• [WHAT THE EXERCISE ASKS] Check each line of the data for "Хрестоматія" and select those that have it.

• [THE RECORDS]

■ ■ ■ ■ ■

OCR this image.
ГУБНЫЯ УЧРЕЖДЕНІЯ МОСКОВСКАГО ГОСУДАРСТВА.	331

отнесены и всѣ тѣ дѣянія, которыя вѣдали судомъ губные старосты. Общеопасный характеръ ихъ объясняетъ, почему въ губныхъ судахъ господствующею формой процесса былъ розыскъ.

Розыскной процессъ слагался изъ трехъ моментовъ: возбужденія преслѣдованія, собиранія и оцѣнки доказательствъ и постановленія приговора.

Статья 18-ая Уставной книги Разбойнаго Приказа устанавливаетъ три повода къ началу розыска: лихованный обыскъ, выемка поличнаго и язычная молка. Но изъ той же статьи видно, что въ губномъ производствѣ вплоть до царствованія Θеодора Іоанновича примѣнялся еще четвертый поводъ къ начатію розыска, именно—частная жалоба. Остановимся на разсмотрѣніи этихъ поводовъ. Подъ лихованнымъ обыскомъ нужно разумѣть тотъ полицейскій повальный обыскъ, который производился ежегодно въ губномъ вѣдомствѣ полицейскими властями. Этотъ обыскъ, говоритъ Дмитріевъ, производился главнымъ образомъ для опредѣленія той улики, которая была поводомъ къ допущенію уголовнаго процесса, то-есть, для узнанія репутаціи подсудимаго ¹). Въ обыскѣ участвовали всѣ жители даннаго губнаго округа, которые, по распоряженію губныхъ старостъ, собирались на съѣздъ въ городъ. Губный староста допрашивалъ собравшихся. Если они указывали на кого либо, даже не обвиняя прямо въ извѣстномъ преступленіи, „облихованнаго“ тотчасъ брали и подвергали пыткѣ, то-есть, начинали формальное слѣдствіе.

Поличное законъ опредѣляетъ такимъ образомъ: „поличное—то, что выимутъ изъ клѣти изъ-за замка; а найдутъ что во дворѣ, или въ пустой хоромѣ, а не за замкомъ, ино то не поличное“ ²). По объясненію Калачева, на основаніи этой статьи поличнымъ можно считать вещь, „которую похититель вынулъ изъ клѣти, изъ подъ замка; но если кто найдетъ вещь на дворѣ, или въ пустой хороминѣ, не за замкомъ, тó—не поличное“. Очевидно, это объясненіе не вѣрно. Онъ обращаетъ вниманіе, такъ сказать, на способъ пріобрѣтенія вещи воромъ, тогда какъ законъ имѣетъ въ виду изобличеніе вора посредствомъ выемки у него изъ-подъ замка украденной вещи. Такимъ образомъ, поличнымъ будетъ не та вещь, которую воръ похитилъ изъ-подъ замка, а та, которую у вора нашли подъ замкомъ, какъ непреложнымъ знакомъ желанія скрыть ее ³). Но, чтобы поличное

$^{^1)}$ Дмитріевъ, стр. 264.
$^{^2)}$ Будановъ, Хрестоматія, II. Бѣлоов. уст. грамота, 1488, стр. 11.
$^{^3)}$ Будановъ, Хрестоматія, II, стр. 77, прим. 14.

■ ■ ■ ■ ■

• [EXERCISE SOLUTION]
$^{^2)}$ Будановъ, Хрестоматія, II. Бѣлоов. уст. грамота, 1488, стр. 11.
$^{^3)}$ Будановъ, Хрестоматія, II, стр. 77, прим. 14.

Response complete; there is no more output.